WHAT THE TASK ASKS
Would you return the complete listing below word for word?
● ● ● ●
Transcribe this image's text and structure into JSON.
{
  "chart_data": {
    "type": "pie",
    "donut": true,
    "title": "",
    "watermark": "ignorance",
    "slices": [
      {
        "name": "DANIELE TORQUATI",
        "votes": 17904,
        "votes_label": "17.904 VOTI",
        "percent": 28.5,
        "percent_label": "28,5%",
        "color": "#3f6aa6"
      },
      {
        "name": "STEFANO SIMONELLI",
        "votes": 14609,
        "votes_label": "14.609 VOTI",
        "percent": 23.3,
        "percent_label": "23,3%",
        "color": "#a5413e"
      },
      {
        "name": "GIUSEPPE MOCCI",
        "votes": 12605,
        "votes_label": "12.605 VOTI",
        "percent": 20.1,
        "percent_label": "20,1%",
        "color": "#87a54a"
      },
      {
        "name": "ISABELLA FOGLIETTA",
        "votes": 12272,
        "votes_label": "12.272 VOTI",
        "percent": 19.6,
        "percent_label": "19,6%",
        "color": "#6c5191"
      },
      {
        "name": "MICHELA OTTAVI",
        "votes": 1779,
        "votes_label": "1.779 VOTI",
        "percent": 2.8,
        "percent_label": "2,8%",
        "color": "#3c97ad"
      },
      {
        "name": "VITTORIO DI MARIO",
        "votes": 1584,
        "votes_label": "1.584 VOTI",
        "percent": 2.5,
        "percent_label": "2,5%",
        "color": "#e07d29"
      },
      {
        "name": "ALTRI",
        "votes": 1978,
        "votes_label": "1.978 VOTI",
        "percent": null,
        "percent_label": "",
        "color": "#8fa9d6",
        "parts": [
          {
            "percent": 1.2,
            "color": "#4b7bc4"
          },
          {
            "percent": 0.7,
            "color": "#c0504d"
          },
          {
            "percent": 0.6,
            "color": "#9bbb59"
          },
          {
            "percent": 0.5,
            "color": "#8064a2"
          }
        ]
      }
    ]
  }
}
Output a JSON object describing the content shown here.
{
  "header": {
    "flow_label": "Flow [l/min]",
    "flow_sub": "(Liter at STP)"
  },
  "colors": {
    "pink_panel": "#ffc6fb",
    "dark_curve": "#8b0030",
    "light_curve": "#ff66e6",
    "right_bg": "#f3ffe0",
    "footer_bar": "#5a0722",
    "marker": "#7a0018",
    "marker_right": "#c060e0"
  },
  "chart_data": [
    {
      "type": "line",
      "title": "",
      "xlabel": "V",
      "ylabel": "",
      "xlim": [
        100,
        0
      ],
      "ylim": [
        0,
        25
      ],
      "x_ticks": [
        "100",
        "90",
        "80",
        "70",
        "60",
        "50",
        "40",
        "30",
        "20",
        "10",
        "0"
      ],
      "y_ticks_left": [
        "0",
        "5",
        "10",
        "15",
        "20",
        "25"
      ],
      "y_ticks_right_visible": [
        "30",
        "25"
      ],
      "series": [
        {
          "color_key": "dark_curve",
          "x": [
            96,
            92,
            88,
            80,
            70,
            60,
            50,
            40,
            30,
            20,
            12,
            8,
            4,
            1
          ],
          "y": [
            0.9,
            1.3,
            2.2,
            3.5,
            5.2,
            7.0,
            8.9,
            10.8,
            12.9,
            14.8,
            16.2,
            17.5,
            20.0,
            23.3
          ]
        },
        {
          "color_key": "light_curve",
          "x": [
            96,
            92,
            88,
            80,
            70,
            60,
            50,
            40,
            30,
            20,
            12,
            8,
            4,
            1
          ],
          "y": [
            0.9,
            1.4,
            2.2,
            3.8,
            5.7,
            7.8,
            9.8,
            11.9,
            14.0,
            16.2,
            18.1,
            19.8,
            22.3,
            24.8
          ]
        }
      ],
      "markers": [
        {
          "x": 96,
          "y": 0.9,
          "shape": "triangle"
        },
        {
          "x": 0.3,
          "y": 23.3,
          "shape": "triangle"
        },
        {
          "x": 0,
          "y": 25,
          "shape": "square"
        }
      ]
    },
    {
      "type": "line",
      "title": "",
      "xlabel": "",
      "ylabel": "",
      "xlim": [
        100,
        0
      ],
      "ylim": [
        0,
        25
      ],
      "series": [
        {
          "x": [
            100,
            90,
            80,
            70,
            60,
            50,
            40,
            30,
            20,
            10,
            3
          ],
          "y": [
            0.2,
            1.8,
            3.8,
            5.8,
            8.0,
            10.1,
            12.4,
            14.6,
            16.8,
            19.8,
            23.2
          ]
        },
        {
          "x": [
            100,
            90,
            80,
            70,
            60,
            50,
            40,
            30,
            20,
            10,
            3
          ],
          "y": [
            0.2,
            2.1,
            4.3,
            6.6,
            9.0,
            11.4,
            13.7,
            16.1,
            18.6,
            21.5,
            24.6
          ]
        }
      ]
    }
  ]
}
● ● ● ●
ANSWER TO THE PROBLEM
Transcribe this image's text and structure into JSON.
{
  "chart_data": {
    "type": "pie",
    "donut": true,
    "title": "",
    "watermark": "ignorance",
    "slices": [
      {
        "name": "DANIELE TORQUATI",
        "votes": 17904,
        "votes_label": "17.904 VOTI",
        "percent": 28.5,
        "percent_label": "28,5%",
        "color": "#3f6aa6"
      },
      {
        "name": "STEFANO SIMONELLI",
        "votes": 14609,
        "votes_label": "14.609 VOTI",
        "percent": 23.3,
        "percent_label": "23,3%",
        "color": "#a5413e"
      },
      {
        "name": "GIUSEPPE MOCCI",
        "votes": 12605,
        "votes_label": "12.605 VOTI",
        "percent": 20.1,
        "percent_label": "20,1%",
        "color": "#87a54a"
      },
      {
        "name": "ISABELLA FOGLIETTA",
        "votes": 12272,
        "votes_label": "12.272 VOTI",
        "percent": 19.6,
        "percent_label": "19,6%",
        "color": "#6c5191"
      },
      {
        "name": "MICHELA OTTAVI",
        "votes": 1779,
        "votes_label": "1.779 VOTI",
        "percent": 2.8,
        "percent_label": "2,8%",
        "color": "#3c97ad"
      },
      {
        "name": "VITTORIO DI MARIO",
        "votes": 1584,
        "votes_label": "1.584 VOTI",
        "percent": 2.5,
        "percent_label": "2,5%",
        "color": "#e07d29"
      },
      {
        "name": "ALTRI",
        "votes": 1978,
        "votes_label": "1.978 VOTI",
        "percent": null,
        "percent_label": "",
        "color": "#8fa9d6",
        "parts": [
          {
            "percent": 1.2,
            "color": "#4b7bc4"
          },
          {
            "percent": 0.7,
            "color": "#c0504d"
          },
          {
            "percent": 0.6,
            "color": "#9bbb59"
          },
          {
            "percent": 0.5,
            "color": "#8064a2"
          }
        ]
      }
    ]
  }
}
Output a JSON object describing the content shown here.
{
  "header": {
    "flow_label": "Flow [l/min]",
    "flow_sub": "(Liter at STP)"
  },
  "colors": {
    "pink_panel": "#ffc6fb",
    "dark_curve": "#8b0030",
    "light_curve": "#ff66e6",
    "right_bg": "#f3ffe0",
    "footer_bar": "#5a0722",
    "marker": "#7a0018",
    "marker_right": "#c060e0"
  },
  "chart_data": [
    {
      "type": "line",
      "title": "",
      "xlabel": "V",
      "ylabel": "",
      "xlim": [
        100,
        0
      ],
      "ylim": [
        0,
        25
      ],
      "x_ticks": [
        "100",
        "90",
        "80",
        "70",
        "60",
        "50",
        "40",
        "30",
        "20",
        "10",
        "0"
      ],
      "y_ticks_left": [
        "0",
        "5",
        "10",
        "15",
        "20",
        "25"
      ],
      "y_ticks_right_visible": [
        "30",
        "25"
      ],
      "series": [
        {
          "color_key": "dark_curve",
          "x": [
            96,
            92,
            88,
            80,
            70,
            60,
            50,
            40,
            30,
            20,
            12,
            8,
            4,
            1
          ],
          "y": [
            0.9,
            1.3,
            2.2,
            3.5,
            5.2,
            7.0,
            8.9,
            10.8,
            12.9,
            14.8,
            16.2,
            17.5,
            20.0,
            23.3
          ]
        },
        {
          "color_key": "light_curve",
          "x": [
            96,
            92,
            88,
            80,
            70,
            60,
            50,
            40,
            30,
            20,
            12,
            8,
            4,
            1
          ],
          "y": [
            0.9,
            1.4,
            2.2,
            3.8,
            5.7,
            7.8,
            9.8,
            11.9,
            14.0,
            16.2,
            18.1,
            19.8,
            22.3,
            24.8
          ]
        }
      ],
      "markers": [
        {
          "x": 96,
          "y": 0.9,
          "shape": "triangle"
        },
        {
          "x": 0.3,
          "y": 23.3,
          "shape": "triangle"
        },
        {
          "x": 0,
          "y": 25,
          "shape": "square"
        }
      ]
    },
    {
      "type": "line",
      "title": "",
      "xlabel": "",
      "ylabel": "",
      "xlim": [
        100,
        0
      ],
      "ylim": [
        0,
        25
      ],
      "series": [
        {
          "x": [
            100,
            90,
            80,
            70,
            60,
            50,
            40,
            30,
            20,
            10,
            3
          ],
          "y": [
            0.2,
            1.8,
            3.8,
            5.8,
            8.0,
            10.1,
            12.4,
            14.6,
            16.8,
            19.8,
            23.2
          ]
        },
        {
          "x": [
            100,
            90,
            80,
            70,
            60,
            50,
            40,
            30,
            20,
            10,
            3
          ],
          "y": [
            0.2,
            2.1,
            4.3,
            6.6,
            9.0,
            11.4,
            13.7,
            16.1,
            18.6,
            21.5,
            24.6
          ]
        }
      ]
    }
  ]
}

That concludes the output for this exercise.